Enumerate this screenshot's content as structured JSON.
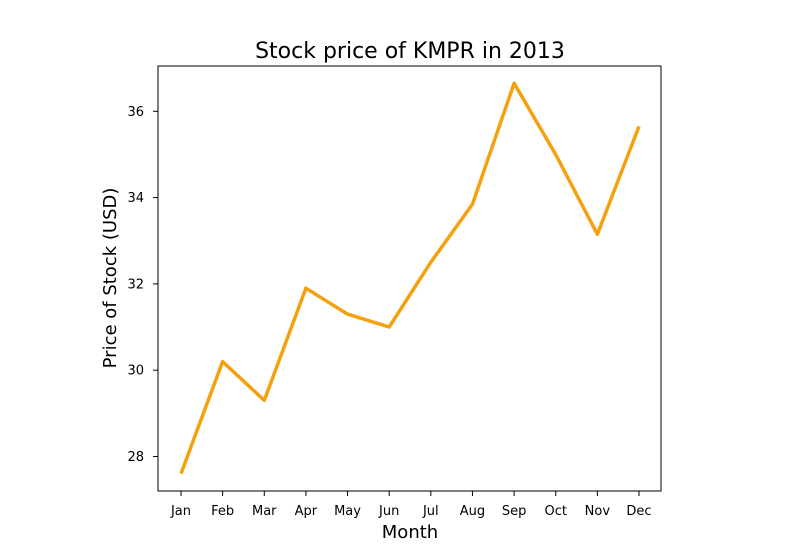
{
  "chart_data": {
    "type": "line",
    "title": "Stock price of KMPR in 2013",
    "xlabel": "Month",
    "ylabel": "Price of Stock (USD)",
    "categories": [
      "Jan",
      "Feb",
      "Mar",
      "Apr",
      "May",
      "Jun",
      "Jul",
      "Aug",
      "Sep",
      "Oct",
      "Nov",
      "Dec"
    ],
    "series": [
      {
        "values": [
          27.6,
          30.2,
          29.3,
          31.9,
          31.3,
          31.0,
          32.5,
          33.85,
          36.65,
          35.0,
          33.15,
          35.65
        ],
        "color": "#f5a10f"
      }
    ],
    "yticks": [
      28,
      30,
      32,
      34,
      36
    ],
    "ylim": [
      27.2,
      37.05
    ],
    "grid": false,
    "legend": "none"
  }
}
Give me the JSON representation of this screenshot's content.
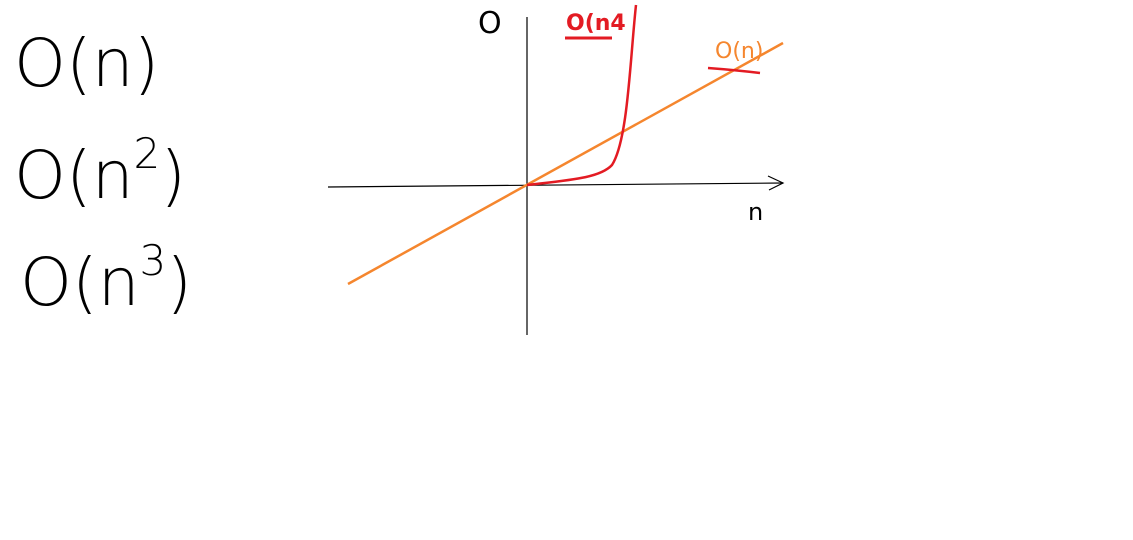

☆ ☆ ☆

### Exercise objective
From the data above, write out everything exactly except the pictures.

### Written solution
Enumerate this screenshot's content as structured JSON.
{
  "chart_data": {
    "type": "line",
    "title": "Stock price of KMPR in 2013",
    "xlabel": "Month",
    "ylabel": "Price of Stock (USD)",
    "categories": [
      "Jan",
      "Feb",
      "Mar",
      "Apr",
      "May",
      "Jun",
      "Jul",
      "Aug",
      "Sep",
      "Oct",
      "Nov",
      "Dec"
    ],
    "series": [
      {
        "values": [
          27.6,
          30.2,
          29.3,
          31.9,
          31.3,
          31.0,
          32.5,
          33.85,
          36.65,
          35.0,
          33.15,
          35.65
        ],
        "color": "#f5a10f"
      }
    ],
    "yticks": [
      28,
      30,
      32,
      34,
      36
    ],
    "ylim": [
      27.2,
      37.05
    ],
    "grid": false,
    "legend": "none"
  }
}
Give me the JSON representation of this screenshot's content.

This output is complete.